GOAL - Return all of the lines below exactly as they are.

DATA -

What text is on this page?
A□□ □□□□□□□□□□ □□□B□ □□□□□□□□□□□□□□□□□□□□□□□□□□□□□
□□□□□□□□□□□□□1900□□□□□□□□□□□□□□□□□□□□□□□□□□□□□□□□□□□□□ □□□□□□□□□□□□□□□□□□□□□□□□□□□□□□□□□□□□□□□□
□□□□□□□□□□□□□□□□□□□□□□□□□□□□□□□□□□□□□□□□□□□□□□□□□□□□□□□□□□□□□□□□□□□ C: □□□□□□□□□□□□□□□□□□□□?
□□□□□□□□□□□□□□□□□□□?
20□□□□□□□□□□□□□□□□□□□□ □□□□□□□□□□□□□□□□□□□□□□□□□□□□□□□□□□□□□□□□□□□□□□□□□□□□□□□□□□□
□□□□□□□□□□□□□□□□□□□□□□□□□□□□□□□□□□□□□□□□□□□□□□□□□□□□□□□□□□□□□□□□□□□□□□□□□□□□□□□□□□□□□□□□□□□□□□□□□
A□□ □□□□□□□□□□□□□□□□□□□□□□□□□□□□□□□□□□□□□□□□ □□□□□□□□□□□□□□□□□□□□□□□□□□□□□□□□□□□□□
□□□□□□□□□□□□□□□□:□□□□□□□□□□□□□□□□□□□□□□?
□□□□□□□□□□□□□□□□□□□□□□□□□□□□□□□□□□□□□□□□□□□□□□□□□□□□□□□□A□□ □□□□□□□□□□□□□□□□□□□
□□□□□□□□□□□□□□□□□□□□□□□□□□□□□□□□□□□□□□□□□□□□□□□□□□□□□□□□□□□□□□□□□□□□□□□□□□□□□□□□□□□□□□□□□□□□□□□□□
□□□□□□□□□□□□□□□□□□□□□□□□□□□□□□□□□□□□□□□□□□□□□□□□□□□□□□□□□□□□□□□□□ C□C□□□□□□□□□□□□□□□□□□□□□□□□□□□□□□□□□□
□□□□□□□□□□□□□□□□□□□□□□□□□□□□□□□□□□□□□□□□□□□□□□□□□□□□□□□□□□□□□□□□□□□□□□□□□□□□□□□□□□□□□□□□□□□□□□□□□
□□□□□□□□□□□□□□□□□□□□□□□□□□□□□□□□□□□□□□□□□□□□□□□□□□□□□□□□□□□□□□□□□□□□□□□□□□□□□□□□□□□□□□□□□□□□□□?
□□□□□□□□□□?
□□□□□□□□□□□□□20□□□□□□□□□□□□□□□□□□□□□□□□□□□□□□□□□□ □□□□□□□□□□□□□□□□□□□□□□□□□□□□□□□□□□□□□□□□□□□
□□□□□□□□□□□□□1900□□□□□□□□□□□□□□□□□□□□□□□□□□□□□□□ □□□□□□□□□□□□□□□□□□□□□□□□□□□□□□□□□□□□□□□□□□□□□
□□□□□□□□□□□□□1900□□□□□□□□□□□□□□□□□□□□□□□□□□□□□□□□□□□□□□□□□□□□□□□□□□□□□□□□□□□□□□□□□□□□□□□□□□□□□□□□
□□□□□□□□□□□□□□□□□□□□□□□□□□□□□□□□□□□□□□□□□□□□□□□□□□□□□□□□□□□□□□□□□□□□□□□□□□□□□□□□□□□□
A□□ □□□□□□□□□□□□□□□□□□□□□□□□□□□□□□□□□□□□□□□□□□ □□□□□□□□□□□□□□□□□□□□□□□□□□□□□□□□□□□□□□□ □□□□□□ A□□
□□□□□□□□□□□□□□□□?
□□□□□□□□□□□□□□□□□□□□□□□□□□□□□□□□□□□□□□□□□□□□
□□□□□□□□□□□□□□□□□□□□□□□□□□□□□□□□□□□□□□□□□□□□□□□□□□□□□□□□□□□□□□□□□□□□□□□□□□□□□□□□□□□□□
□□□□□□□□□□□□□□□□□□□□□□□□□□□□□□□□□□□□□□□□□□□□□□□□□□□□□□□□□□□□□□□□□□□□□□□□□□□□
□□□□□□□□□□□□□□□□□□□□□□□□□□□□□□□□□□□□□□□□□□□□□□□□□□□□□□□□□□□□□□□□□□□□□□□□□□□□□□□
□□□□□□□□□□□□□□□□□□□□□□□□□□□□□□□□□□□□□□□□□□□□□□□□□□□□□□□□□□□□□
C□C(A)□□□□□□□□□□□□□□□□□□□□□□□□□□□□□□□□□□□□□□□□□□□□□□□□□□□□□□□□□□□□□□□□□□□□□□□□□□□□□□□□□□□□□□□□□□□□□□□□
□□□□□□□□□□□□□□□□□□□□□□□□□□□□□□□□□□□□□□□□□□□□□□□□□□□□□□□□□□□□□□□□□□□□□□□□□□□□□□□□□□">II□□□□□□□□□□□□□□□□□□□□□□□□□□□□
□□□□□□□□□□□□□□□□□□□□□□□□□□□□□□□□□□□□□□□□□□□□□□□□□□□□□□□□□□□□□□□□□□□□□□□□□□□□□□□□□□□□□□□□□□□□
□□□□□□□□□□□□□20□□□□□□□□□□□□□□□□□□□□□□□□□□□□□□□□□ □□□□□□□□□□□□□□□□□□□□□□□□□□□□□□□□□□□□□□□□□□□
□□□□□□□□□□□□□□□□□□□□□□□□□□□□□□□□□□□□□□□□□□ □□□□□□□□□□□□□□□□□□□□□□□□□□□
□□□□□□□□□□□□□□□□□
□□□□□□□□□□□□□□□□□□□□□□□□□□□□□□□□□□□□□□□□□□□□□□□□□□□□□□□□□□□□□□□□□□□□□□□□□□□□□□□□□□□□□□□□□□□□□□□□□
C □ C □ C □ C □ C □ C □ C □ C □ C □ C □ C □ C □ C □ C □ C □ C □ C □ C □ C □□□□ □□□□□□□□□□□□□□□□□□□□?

TASK SOLUTION -
What text is on this page?
A□□ □□□□□□□□□□ □□□B□ □□□□□□□□□□□□□□□□□□□□□□□□□□□□□
□□□□□□□□□□□□□1900□□□□□□□□□□□□□□□□□□□□□□□□□□□□□□□□□□□□□ □□□□□□□□□□□□□□□□□□□□□□□□□□□□□□□□□□□□□□□□
□□□□□□□□□□□□□□□□□□□□□□□□□□□□□□□□□□□□□□□□□□□□□□□□□□□□□□□□□□□□□□□□□□□ C: □□□□□□□□□□□□□□□□□□□□?
□□□□□□□□□□□□□□□□□□□?
20□□□□□□□□□□□□□□□□□□□□ □□□□□□□□□□□□□□□□□□□□□□□□□□□□□□□□□□□□□□□□□□□□□□□□□□□□□□□□□□□
□□□□□□□□□□□□□□□□□□□□□□□□□□□□□□□□□□□□□□□□□□□□□□□□□□□□□□□□□□□□□□□□□□□□□□□□□□□□□□□□□□□□□□□□□□□□□□□□□
A□□ □□□□□□□□□□□□□□□□□□□□□□□□□□□□□□□□□□□□□□□□ □□□□□□□□□□□□□□□□□□□□□□□□□□□□□□□□□□□□□
□□□□□□□□□□□□□□□□:□□□□□□□□□□□□□□□□□□□□□□?
□□□□□□□□□□□□□□□□□□□□□□□□□□□□□□□□□□□□□□□□□□□□□□□□□□□□□□□□A□□ □□□□□□□□□□□□□□□□□□□
□□□□□□□□□□□□□□□□□□□□□□□□□□□□□□□□□□□□□□□□□□□□□□□□□□□□□□□□□□□□□□□□□□□□□□□□□□□□□□□□□□□□□□□□□□□□□□□□□
□□□□□□□□□□□□□□□□□□□□□□□□□□□□□□□□□□□□□□□□□□□□□□□□□□□□□□□□□□□□□□□□□ C□C□□□□□□□□□□□□□□□□□□□□□□□□□□□□□□□□□□
□□□□□□□□□□□□□□□□□□□□□□□□□□□□□□□□□□□□□□□□□□□□□□□□□□□□□□□□□□□□□□□□□□□□□□□□□□□□□□□□□□□□□□□□□□□□□□□□□
□□□□□□□□□□□□□□□□□□□□□□□□□□□□□□□□□□□□□□□□□□□□□□□□□□□□□□□□□□□□□□□□□□□□□□□□□□□□□□□□□□□□□□□□□□□□□□?
□□□□□□□□□□?
□□□□□□□□□□□□□20□□□□□□□□□□□□□□□□□□□□□□□□□□□□□□□□□□ □□□□□□□□□□□□□□□□□□□□□□□□□□□□□□□□□□□□□□□□□□□
□□□□□□□□□□□□□1900□□□□□□□□□□□□□□□□□□□□□□□□□□□□□□□ □□□□□□□□□□□□□□□□□□□□□□□□□□□□□□□□□□□□□□□□□□□□□
□□□□□□□□□□□□□1900□□□□□□□□□□□□□□□□□□□□□□□□□□□□□□□□□□□□□□□□□□□□□□□□□□□□□□□□□□□□□□□□□□□□□□□□□□□□□□□□
□□□□□□□□□□□□□□□□□□□□□□□□□□□□□□□□□□□□□□□□□□□□□□□□□□□□□□□□□□□□□□□□□□□□□□□□□□□□□□□□□□□□
A□□ □□□□□□□□□□□□□□□□□□□□□□□□□□□□□□□□□□□□□□□□□□ □□□□□□□□□□□□□□□□□□□□□□□□□□□□□□□□□□□□□□□ □□□□□□ A□□
□□□□□□□□□□□□□□□□?
□□□□□□□□□□□□□□□□□□□□□□□□□□□□□□□□□□□□□□□□□□□□
□□□□□□□□□□□□□□□□□□□□□□□□□□□□□□□□□□□□□□□□□□□□□□□□□□□□□□□□□□□□□□□□□□□□□□□□□□□□□□□□□□□□□
□□□□□□□□□□□□□□□□□□□□□□□□□□□□□□□□□□□□□□□□□□□□□□□□□□□□□□□□□□□□□□□□□□□□□□□□□□□□
□□□□□□□□□□□□□□□□□□□□□□□□□□□□□□□□□□□□□□□□□□□□□□□□□□□□□□□□□□□□□□□□□□□□□□□□□□□□□□□
□□□□□□□□□□□□□□□□□□□□□□□□□□□□□□□□□□□□□□□□□□□□□□□□□□□□□□□□□□□□□
C□C(A)□□□□□□□□□□□□□□□□□□□□□□□□□□□□□□□□□□□□□□□□□□□□□□□□□□□□□□□□□□□□□□□□□□□□□□□□□□□□□□□□□□□□□□□□□□□□□□□□
□□□□□□□□□□□□□□□□□□□□□□□□□□□□□□□□□□□□□□□□□□□□□□□□□□□□□□□□□□□□□□□□□□□□□□□□□□□□□□□□□□">II□□□□□□□□□□□□□□□□□□□□□□□□□□□□
□□□□□□□□□□□□□□□□□□□□□□□□□□□□□□□□□□□□□□□□□□□□□□□□□□□□□□□□□□□□□□□□□□□□□□□□□□□□□□□□□□□□□□□□□□□□
□□□□□□□□□□□□□20□□□□□□□□□□□□□□□□□□□□□□□□□□□□□□□□□ □□□□□□□□□□□□□□□□□□□□□□□□□□□□□□□□□□□□□□□□□□□
□□□□□□□□□□□□□□□□□□□□□□□□□□□□□□□□□□□□□□□□□□ □□□□□□□□□□□□□□□□□□□□□□□□□□□
□□□□□□□□□□□□□□□□□
□□□□□□□□□□□□□□□□□□□□□□□□□□□□□□□□□□□□□□□□□□□□□□□□□□□□□□□□□□□□□□□□□□□□□□□□□□□□□□□□□□□□□□□□□□□□□□□□□
C □ C □ C □ C □ C □ C □ C □ C □ C □ C □ C □ C □ C □ C □ C □ C □ C □ C □ C □□□□ □□□□□□□□□□□□□□□□□□□□?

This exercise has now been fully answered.